BEGIN Selected text
URL configs got SHA-256 verification

The original engine would happily download a config from any URL and apply it. That’s a substantial trust assumption – anyone with write access to the storage location effectively has SYSTEM on every device pulling from there.

v1.1 hardens this:

  • HTTPS-only. http:// URLs are rejected.
  • Timeout of 30 seconds. No more hanging on a dead endpoint.
  • No automatic redirects. The URL you pin is the URL you get.
  • New -ConfigSha256 parameter. Pass the expected hash, the engine verifies it before parsing the JSON, before any registry access happens.

Hash mismatch produces a clear error showing both expected and actual values, which is what you actually want when debugging:

ERROR - SHA-256 mismatch for downloaded configuration.
Expected: A33017EA09E34476C3583576BFFCBAB7B6CD1A489724FBA980051F40E57FFCF4
Actual:   C33017EA09E34476C3583576BFFCBAB7B6CD1A489724FBA980051F40E57FFCF4

Compute the hash from PowerShell with Get-FileHash -Algorithm SHA256 .\config.json.

Single source of truth for the engine

This is the architectural change I wish I’d made from the start.

Originally, New-IntunePackage.ps1 re-implemented the engine logic inside a here-string, then injected your config into that template. Two implementations, two places to fix bugs, predictable drift. Every fix listed above would have needed to land in both the engine and the packaged template. Test coverage on the template was zero.
END Selected text
Task instructions –
A – Answer these from the text on the v1.1 engine changes:
(i) What timeout applies to URL config downloads in v1.1?
(ii) What PowerShell command does the text give for computing the hash?
(iii) Which script originally re-implemented the engine logic inside a here-string?
B – Reproduce the passage of the text on the v1.1 engine changes starting at "This is the" and ending at "template was zero.".
C – List every measure the text on the v1.1 engine changes gives for hardening URL config downloads.
BEGIN Raw data
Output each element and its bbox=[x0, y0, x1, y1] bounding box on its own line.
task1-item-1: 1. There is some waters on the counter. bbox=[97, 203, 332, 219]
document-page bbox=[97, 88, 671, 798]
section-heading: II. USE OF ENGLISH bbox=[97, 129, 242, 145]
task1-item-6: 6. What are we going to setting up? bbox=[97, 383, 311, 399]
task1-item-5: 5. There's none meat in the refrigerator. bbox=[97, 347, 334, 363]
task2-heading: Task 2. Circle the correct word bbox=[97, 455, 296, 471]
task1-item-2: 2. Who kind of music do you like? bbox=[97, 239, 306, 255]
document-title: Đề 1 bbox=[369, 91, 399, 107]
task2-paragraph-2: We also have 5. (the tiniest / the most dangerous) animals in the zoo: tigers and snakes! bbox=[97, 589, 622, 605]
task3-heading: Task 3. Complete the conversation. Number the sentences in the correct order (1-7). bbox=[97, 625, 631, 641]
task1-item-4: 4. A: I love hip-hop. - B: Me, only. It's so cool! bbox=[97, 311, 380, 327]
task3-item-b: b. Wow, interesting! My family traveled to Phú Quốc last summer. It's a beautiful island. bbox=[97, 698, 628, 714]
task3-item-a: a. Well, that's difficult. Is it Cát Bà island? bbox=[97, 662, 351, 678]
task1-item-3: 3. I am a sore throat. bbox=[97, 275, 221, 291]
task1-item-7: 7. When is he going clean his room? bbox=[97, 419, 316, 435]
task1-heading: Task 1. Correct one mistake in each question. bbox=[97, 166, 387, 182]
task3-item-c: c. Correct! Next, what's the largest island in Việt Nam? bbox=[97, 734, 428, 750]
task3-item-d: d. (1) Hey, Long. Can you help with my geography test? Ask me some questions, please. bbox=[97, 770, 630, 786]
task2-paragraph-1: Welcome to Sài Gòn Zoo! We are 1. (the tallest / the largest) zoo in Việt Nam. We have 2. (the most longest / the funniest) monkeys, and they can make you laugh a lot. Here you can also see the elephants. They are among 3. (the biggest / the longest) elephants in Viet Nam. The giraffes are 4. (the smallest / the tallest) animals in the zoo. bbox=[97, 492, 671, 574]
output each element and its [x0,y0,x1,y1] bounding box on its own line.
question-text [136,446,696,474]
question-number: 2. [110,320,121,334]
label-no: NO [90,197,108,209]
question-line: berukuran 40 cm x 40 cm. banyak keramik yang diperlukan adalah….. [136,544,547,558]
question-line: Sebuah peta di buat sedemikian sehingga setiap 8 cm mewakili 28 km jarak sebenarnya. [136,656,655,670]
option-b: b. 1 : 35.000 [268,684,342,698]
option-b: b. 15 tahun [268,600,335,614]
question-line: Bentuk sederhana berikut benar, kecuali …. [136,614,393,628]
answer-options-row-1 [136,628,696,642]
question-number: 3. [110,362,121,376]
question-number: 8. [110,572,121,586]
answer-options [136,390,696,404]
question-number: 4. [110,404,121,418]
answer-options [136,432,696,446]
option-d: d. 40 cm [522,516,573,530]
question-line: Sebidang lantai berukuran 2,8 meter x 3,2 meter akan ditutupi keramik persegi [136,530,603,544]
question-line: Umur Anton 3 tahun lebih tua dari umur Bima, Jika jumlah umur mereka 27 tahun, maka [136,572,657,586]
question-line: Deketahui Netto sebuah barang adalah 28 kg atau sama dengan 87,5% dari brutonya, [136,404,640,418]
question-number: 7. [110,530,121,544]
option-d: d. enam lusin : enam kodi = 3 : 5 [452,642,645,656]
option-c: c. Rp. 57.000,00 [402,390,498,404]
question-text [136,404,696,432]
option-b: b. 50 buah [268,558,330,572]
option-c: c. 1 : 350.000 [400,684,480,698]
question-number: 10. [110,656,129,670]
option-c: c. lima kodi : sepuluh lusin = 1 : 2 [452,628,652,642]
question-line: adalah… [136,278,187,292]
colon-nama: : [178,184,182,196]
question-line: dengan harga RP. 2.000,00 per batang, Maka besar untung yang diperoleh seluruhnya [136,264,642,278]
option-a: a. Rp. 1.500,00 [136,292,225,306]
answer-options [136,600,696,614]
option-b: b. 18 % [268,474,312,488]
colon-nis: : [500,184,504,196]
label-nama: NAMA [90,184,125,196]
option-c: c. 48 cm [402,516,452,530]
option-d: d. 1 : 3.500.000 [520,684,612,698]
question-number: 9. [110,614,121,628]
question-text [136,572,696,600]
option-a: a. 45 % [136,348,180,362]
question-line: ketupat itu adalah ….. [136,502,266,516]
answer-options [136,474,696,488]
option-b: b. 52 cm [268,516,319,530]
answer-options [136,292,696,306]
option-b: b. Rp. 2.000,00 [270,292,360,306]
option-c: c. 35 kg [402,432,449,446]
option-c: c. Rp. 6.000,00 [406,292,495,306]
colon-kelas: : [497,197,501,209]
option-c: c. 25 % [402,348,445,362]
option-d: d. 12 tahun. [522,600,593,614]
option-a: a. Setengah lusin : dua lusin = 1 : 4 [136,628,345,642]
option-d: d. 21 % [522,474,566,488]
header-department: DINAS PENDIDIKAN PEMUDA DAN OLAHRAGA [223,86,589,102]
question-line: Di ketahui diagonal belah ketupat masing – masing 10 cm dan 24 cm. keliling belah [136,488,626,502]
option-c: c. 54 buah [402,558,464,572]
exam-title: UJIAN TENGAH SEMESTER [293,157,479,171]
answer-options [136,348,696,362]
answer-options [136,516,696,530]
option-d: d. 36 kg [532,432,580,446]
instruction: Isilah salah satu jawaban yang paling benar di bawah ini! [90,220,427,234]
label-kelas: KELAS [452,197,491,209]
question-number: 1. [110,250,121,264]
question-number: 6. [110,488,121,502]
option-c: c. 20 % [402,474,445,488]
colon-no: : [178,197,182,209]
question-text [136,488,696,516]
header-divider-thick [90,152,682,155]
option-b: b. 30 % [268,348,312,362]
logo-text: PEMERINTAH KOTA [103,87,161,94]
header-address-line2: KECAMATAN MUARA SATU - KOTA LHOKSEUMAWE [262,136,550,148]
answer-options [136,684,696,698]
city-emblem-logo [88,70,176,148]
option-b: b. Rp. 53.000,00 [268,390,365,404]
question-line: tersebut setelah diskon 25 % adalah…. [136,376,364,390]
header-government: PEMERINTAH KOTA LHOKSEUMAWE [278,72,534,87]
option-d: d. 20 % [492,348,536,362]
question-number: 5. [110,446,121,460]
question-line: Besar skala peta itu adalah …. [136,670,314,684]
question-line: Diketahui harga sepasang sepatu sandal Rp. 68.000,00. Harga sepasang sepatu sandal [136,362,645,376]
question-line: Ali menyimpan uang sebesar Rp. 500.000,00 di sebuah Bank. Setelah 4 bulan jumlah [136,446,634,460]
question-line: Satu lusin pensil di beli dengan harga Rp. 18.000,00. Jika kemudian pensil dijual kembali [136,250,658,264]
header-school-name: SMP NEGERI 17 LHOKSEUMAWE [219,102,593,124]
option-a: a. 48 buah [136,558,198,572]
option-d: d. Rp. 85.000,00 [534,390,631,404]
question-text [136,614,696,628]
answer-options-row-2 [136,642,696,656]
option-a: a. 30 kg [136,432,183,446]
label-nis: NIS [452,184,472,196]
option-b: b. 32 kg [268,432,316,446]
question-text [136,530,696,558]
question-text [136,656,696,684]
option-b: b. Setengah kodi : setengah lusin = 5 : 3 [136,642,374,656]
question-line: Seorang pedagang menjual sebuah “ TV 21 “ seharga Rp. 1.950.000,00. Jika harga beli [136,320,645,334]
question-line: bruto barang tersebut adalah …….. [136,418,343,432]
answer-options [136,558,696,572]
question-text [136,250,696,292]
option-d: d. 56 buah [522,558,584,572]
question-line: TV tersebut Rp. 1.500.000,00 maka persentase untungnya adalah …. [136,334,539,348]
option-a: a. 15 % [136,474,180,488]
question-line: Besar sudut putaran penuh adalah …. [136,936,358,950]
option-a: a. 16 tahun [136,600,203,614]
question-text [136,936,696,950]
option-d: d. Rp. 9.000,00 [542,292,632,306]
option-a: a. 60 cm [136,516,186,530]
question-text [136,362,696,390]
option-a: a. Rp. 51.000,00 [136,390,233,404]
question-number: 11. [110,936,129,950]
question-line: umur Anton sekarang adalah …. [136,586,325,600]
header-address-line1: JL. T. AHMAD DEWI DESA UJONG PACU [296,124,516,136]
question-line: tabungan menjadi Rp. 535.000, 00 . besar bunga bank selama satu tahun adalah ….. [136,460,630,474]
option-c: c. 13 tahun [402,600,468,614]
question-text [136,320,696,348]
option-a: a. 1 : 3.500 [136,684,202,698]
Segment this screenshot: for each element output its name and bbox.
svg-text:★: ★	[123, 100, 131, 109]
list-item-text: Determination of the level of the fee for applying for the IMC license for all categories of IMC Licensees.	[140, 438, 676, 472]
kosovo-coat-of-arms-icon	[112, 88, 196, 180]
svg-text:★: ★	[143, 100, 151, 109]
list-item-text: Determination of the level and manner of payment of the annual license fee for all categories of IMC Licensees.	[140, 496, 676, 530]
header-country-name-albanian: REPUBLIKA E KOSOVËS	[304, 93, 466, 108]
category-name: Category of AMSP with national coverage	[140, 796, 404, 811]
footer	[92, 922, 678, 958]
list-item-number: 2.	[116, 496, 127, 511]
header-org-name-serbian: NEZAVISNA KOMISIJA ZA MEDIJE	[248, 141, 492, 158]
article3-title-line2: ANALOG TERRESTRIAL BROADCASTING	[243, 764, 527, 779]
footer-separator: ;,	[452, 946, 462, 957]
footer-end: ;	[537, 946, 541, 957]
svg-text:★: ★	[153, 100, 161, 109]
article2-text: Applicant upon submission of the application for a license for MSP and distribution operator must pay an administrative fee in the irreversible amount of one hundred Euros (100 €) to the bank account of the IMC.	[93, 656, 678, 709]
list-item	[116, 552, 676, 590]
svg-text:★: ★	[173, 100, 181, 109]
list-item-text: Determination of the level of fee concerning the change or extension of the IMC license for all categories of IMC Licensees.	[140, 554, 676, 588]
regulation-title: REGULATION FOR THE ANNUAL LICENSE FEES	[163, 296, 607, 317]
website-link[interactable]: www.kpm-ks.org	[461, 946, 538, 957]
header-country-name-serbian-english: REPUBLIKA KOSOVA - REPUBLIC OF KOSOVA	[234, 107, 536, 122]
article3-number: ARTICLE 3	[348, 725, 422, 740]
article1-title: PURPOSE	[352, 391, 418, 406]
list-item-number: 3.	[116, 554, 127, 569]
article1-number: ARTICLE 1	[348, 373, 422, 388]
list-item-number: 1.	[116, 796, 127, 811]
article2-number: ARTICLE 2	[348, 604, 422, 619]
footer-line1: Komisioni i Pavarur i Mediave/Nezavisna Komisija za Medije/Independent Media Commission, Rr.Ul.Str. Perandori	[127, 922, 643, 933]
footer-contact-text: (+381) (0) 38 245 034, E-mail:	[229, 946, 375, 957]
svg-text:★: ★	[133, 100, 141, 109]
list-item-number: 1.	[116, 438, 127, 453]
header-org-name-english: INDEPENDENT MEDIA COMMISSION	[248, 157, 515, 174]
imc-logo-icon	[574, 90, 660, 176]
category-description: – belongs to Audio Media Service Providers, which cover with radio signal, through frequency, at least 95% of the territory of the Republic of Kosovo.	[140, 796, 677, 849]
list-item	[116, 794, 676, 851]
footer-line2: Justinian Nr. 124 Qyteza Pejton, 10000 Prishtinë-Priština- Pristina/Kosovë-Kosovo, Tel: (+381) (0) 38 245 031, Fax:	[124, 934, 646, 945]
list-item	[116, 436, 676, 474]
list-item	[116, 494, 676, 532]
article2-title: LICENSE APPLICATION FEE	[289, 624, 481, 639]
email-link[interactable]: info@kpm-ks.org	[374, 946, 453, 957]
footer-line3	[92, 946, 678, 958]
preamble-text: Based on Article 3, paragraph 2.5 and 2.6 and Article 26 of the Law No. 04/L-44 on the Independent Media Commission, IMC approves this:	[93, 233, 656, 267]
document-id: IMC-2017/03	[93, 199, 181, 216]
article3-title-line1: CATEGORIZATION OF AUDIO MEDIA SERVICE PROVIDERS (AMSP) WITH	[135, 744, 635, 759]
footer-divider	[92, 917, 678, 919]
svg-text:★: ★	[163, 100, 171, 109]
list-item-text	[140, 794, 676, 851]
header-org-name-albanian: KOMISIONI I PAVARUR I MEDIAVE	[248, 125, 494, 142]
END Raw data
Answers to the tasks –
A –
(i) 30 seconds
(ii) Get-FileHash -Algorithm SHA256 .\config.json
(iii) New-IntunePackage.ps1

B –
This is the architectural change I wish I’d made from the start.

Originally, New-IntunePackage.ps1 re-implemented the engine logic inside a here-string, then injected your config into that template. Two implementations, two places to fix bugs, predictable drift. Every fix listed above would have needed to land in both the engine and the packaged template. Test coverage on the template was zero.

C –
- HTTPS-only: http:// URLs are rejected.
- A 30-second timeout.
- No automatic redirects.
- A new -ConfigSha256 parameter: the engine verifies the expected hash before parsing the JSON and before any registry access.